─── Dataset records

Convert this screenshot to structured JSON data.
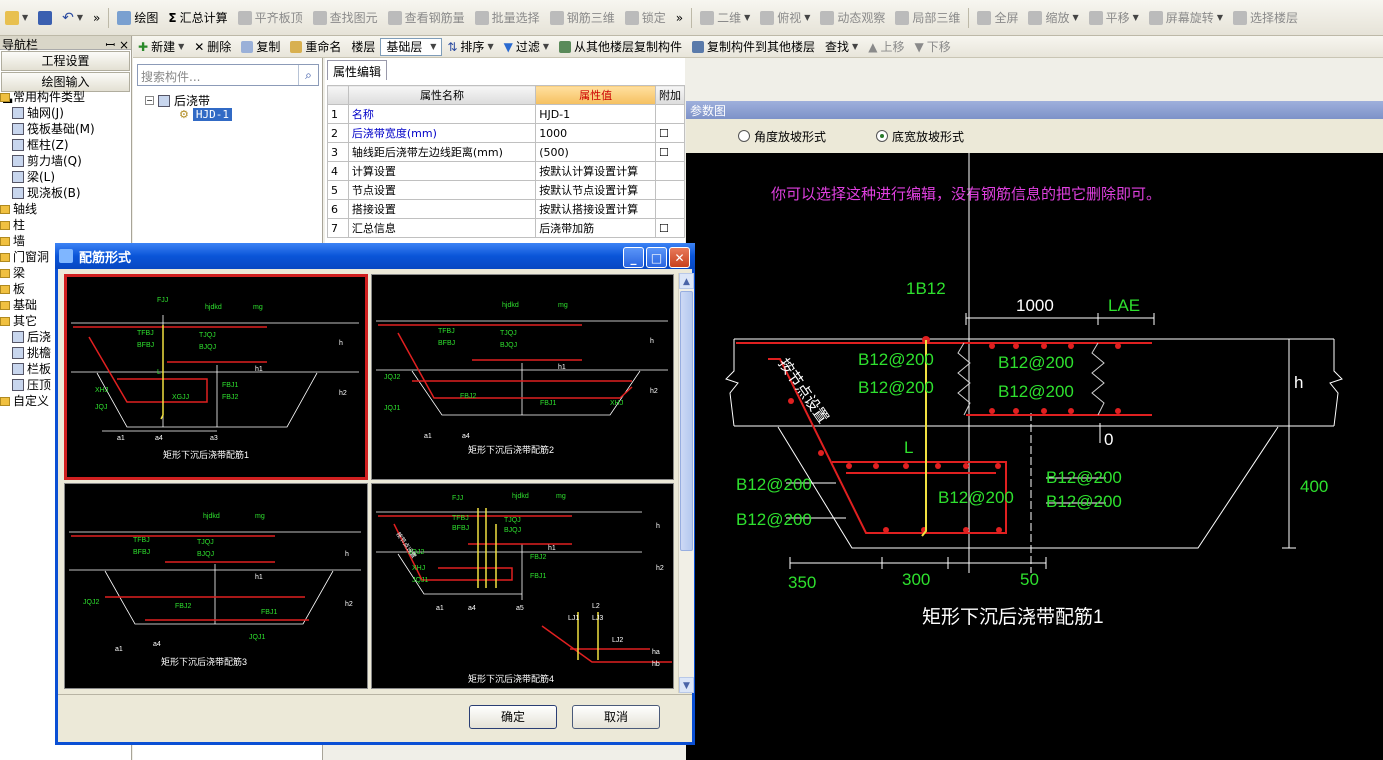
{
  "toolbar1": {
    "draw": "绘图",
    "sum": "汇总计算",
    "flat": "平齐板顶",
    "find_elem": "查找图元",
    "view_rebar": "查看钢筋量",
    "batch": "批量选择",
    "rebar3d": "钢筋三维",
    "lock": "锁定",
    "view2d": "二维",
    "top": "俯视",
    "orbit": "动态观察",
    "local3d": "局部三维",
    "fullscreen": "全屏",
    "zoom": "缩放",
    "pan": "平移",
    "rotate": "屏幕旋转",
    "select_floor": "选择楼层",
    "more": "»"
  },
  "toolbar2": {
    "new": "新建",
    "delete": "删除",
    "copy": "复制",
    "rename": "重命名",
    "floor_label": "楼层",
    "floor_value": "基础层",
    "sort": "排序",
    "filter": "过滤",
    "copy_from": "从其他楼层复制构件",
    "copy_to": "复制构件到其他楼层",
    "find": "查找",
    "up": "上移",
    "down": "下移"
  },
  "nav": {
    "title": "导航栏",
    "pin": "ꟷ",
    "close": "×",
    "btn1": "工程设置",
    "btn2": "绘图输入",
    "common": "常用构件类型",
    "items": [
      "轴网(J)",
      "筏板基础(M)",
      "框柱(Z)",
      "剪力墙(Q)",
      "梁(L)",
      "现浇板(B)"
    ],
    "groups": [
      "轴线",
      "柱",
      "墙",
      "门窗洞",
      "梁",
      "板",
      "基础",
      "其它"
    ],
    "sub": [
      "后浇",
      "挑檐",
      "栏板",
      "压顶"
    ],
    "custom": "自定义"
  },
  "mid": {
    "search_placeholder": "搜索构件...",
    "tree_root": "后浇带",
    "tree_child": "HJD-1"
  },
  "props": {
    "tab": "属性编辑",
    "col_name": "属性名称",
    "col_value": "属性值",
    "col_extra": "附加",
    "rows": [
      {
        "n": "1",
        "name": "名称",
        "value": "HJD-1",
        "blue": true
      },
      {
        "n": "2",
        "name": "后浇带宽度(mm)",
        "value": "1000",
        "blue": true
      },
      {
        "n": "3",
        "name": "轴线距后浇带左边线距离(mm)",
        "value": "(500)",
        "blue": false
      },
      {
        "n": "4",
        "name": "计算设置",
        "value": "按默认计算设置计算",
        "blue": false
      },
      {
        "n": "5",
        "name": "节点设置",
        "value": "按默认节点设置计算",
        "blue": false
      },
      {
        "n": "6",
        "name": "搭接设置",
        "value": "按默认搭接设置计算",
        "blue": false
      },
      {
        "n": "7",
        "name": "汇总信息",
        "value": "后浇带加筋",
        "blue": false
      }
    ]
  },
  "cad": {
    "header": "参数图",
    "radio1": "角度放坡形式",
    "radio2": "底宽放坡形式",
    "annotation": "你可以选择这种进行编辑，没有钢筋信息的把它删除即可。",
    "labels": {
      "top": "1B12",
      "w": "1000",
      "lae": "LAE",
      "h": "h",
      "zero": "0",
      "l": "L",
      "h400": "400",
      "b1": "B12@200",
      "b2": "B12@200",
      "b3": "B12@200",
      "b4": "B12@200",
      "b5": "B12@200",
      "b6": "B12@200",
      "b7": "B12@200",
      "b8": "B12@200",
      "b9": "B12@200",
      "d350": "350",
      "d300": "300",
      "d50": "50",
      "slope": "按节点设置"
    },
    "caption": "矩形下沉后浇带配筋1"
  },
  "dialog": {
    "title": "配筋形式",
    "captions": [
      "矩形下沉后浇带配筋1",
      "矩形下沉后浇带配筋2",
      "矩形下沉后浇带配筋3",
      "矩形下沉后浇带配筋4"
    ],
    "ok": "确定",
    "cancel": "取消",
    "thumb_labels": {
      "hjdkd": "hjdkd",
      "mg": "mg",
      "fjj": "FJJ",
      "tfbj": "TFBJ",
      "bfbj": "BFBJ",
      "tjqj": "TJQJ",
      "bjqj": "BJQJ",
      "h": "h",
      "h1": "h1",
      "h2": "h2",
      "l": "L",
      "xhj": "XHJ",
      "jqj": "JQJ",
      "jqj1": "JQJ1",
      "jqj2": "JQJ2",
      "fbj1": "FBJ1",
      "fbj2": "FBJ2",
      "xgjj": "XGJJ",
      "a1": "a1",
      "a4": "a4",
      "a3": "a3",
      "a5": "a5",
      "slope": "按节点设置",
      "l1": "LJ1",
      "l2": "LJ2",
      "l3": "LJ3",
      "l4": "L2",
      "ha": "ha",
      "hb": "hb"
    }
  }
}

──────

== Instructions to follow ==
Skip every picture and transcribe the data above exactly.

== Output below ==
Convert this screenshot to structured JSON data.
{
  "toolbar1": {
    "draw": "绘图",
    "sum": "汇总计算",
    "flat": "平齐板顶",
    "find_elem": "查找图元",
    "view_rebar": "查看钢筋量",
    "batch": "批量选择",
    "rebar3d": "钢筋三维",
    "lock": "锁定",
    "view2d": "二维",
    "top": "俯视",
    "orbit": "动态观察",
    "local3d": "局部三维",
    "fullscreen": "全屏",
    "zoom": "缩放",
    "pan": "平移",
    "rotate": "屏幕旋转",
    "select_floor": "选择楼层",
    "more": "»"
  },
  "toolbar2": {
    "new": "新建",
    "delete": "删除",
    "copy": "复制",
    "rename": "重命名",
    "floor_label": "楼层",
    "floor_value": "基础层",
    "sort": "排序",
    "filter": "过滤",
    "copy_from": "从其他楼层复制构件",
    "copy_to": "复制构件到其他楼层",
    "find": "查找",
    "up": "上移",
    "down": "下移"
  },
  "nav": {
    "title": "导航栏",
    "pin": "ꟷ",
    "close": "×",
    "btn1": "工程设置",
    "btn2": "绘图输入",
    "common": "常用构件类型",
    "items": [
      "轴网(J)",
      "筏板基础(M)",
      "框柱(Z)",
      "剪力墙(Q)",
      "梁(L)",
      "现浇板(B)"
    ],
    "groups": [
      "轴线",
      "柱",
      "墙",
      "门窗洞",
      "梁",
      "板",
      "基础",
      "其它"
    ],
    "sub": [
      "后浇",
      "挑檐",
      "栏板",
      "压顶"
    ],
    "custom": "自定义"
  },
  "mid": {
    "search_placeholder": "搜索构件...",
    "tree_root": "后浇带",
    "tree_child": "HJD-1"
  },
  "props": {
    "tab": "属性编辑",
    "col_name": "属性名称",
    "col_value": "属性值",
    "col_extra": "附加",
    "rows": [
      {
        "n": "1",
        "name": "名称",
        "value": "HJD-1",
        "blue": true
      },
      {
        "n": "2",
        "name": "后浇带宽度(mm)",
        "value": "1000",
        "blue": true
      },
      {
        "n": "3",
        "name": "轴线距后浇带左边线距离(mm)",
        "value": "(500)",
        "blue": false
      },
      {
        "n": "4",
        "name": "计算设置",
        "value": "按默认计算设置计算",
        "blue": false
      },
      {
        "n": "5",
        "name": "节点设置",
        "value": "按默认节点设置计算",
        "blue": false
      },
      {
        "n": "6",
        "name": "搭接设置",
        "value": "按默认搭接设置计算",
        "blue": false
      },
      {
        "n": "7",
        "name": "汇总信息",
        "value": "后浇带加筋",
        "blue": false
      }
    ]
  },
  "cad": {
    "header": "参数图",
    "radio1": "角度放坡形式",
    "radio2": "底宽放坡形式",
    "annotation": "你可以选择这种进行编辑，没有钢筋信息的把它删除即可。",
    "labels": {
      "top": "1B12",
      "w": "1000",
      "lae": "LAE",
      "h": "h",
      "zero": "0",
      "l": "L",
      "h400": "400",
      "b1": "B12@200",
      "b2": "B12@200",
      "b3": "B12@200",
      "b4": "B12@200",
      "b5": "B12@200",
      "b6": "B12@200",
      "b7": "B12@200",
      "b8": "B12@200",
      "b9": "B12@200",
      "d350": "350",
      "d300": "300",
      "d50": "50",
      "slope": "按节点设置"
    },
    "caption": "矩形下沉后浇带配筋1"
  },
  "dialog": {
    "title": "配筋形式",
    "captions": [
      "矩形下沉后浇带配筋1",
      "矩形下沉后浇带配筋2",
      "矩形下沉后浇带配筋3",
      "矩形下沉后浇带配筋4"
    ],
    "ok": "确定",
    "cancel": "取消",
    "thumb_labels": {
      "hjdkd": "hjdkd",
      "mg": "mg",
      "fjj": "FJJ",
      "tfbj": "TFBJ",
      "bfbj": "BFBJ",
      "tjqj": "TJQJ",
      "bjqj": "BJQJ",
      "h": "h",
      "h1": "h1",
      "h2": "h2",
      "l": "L",
      "xhj": "XHJ",
      "jqj": "JQJ",
      "jqj1": "JQJ1",
      "jqj2": "JQJ2",
      "fbj1": "FBJ1",
      "fbj2": "FBJ2",
      "xgjj": "XGJJ",
      "a1": "a1",
      "a4": "a4",
      "a3": "a3",
      "a5": "a5",
      "slope": "按节点设置",
      "l1": "LJ1",
      "l2": "LJ2",
      "l3": "LJ3",
      "l4": "L2",
      "ha": "ha",
      "hb": "hb"
    }
  }
}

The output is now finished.